→ **JOB**
Pull out all lines from the listing below in which the word "итоговой" appears.

→ **DATA EXCERPTS**

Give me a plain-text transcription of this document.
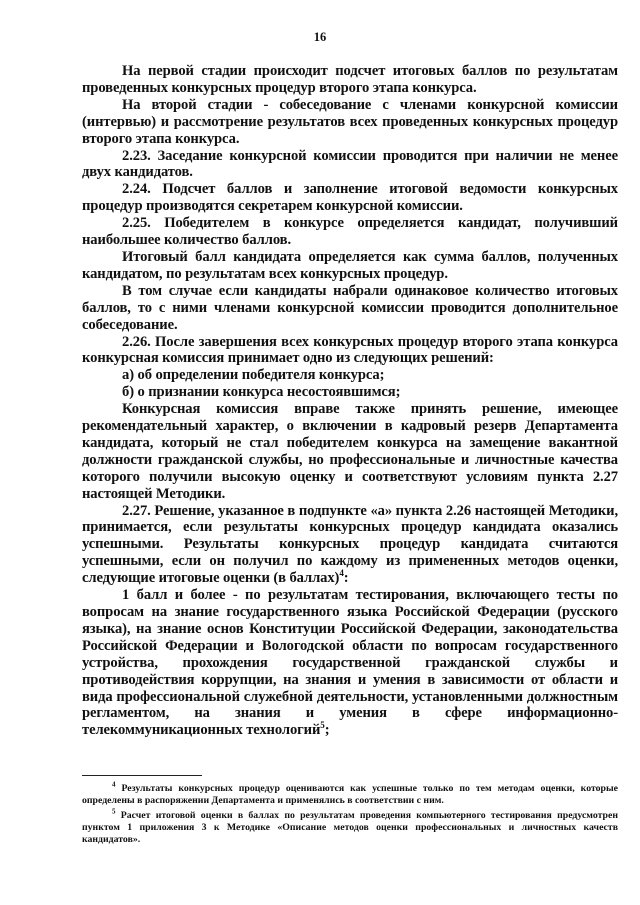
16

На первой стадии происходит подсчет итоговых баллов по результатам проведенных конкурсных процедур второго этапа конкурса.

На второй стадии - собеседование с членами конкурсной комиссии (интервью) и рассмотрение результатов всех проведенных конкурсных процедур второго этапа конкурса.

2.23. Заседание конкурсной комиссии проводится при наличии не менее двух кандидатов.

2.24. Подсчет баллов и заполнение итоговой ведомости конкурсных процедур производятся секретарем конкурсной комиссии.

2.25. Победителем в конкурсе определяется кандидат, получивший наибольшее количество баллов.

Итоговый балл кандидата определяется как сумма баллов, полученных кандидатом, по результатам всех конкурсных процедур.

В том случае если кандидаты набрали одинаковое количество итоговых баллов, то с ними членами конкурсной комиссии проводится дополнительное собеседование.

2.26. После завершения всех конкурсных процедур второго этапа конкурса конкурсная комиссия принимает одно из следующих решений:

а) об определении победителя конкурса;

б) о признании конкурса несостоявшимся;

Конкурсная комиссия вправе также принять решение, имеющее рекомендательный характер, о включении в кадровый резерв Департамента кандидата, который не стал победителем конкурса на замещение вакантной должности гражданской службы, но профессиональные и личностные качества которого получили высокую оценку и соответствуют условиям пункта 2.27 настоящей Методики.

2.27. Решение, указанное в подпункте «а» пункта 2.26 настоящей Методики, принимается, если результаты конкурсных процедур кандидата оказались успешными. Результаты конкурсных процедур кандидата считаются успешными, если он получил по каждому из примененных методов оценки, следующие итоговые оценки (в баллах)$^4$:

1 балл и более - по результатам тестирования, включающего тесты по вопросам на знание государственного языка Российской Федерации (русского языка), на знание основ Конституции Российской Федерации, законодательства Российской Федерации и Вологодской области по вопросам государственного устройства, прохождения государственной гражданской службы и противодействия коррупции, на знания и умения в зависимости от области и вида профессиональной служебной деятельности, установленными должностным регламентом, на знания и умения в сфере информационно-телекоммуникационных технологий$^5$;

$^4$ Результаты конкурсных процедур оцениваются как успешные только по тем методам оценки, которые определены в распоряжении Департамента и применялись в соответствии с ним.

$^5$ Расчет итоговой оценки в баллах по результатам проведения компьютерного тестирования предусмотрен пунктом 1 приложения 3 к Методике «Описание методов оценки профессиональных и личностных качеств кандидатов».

→ **RESULT**
2.24. Подсчет баллов и заполнение итоговой ведомости конкурсных процедур производятся секретарем конкурсной комиссии.
$^5$ Расчет итоговой оценки в баллах по результатам проведения компьютерного тестирования предусмотрен пунктом 1 приложения 3 к Методике «Описание методов оценки профессиональных и личностных качеств кандидатов».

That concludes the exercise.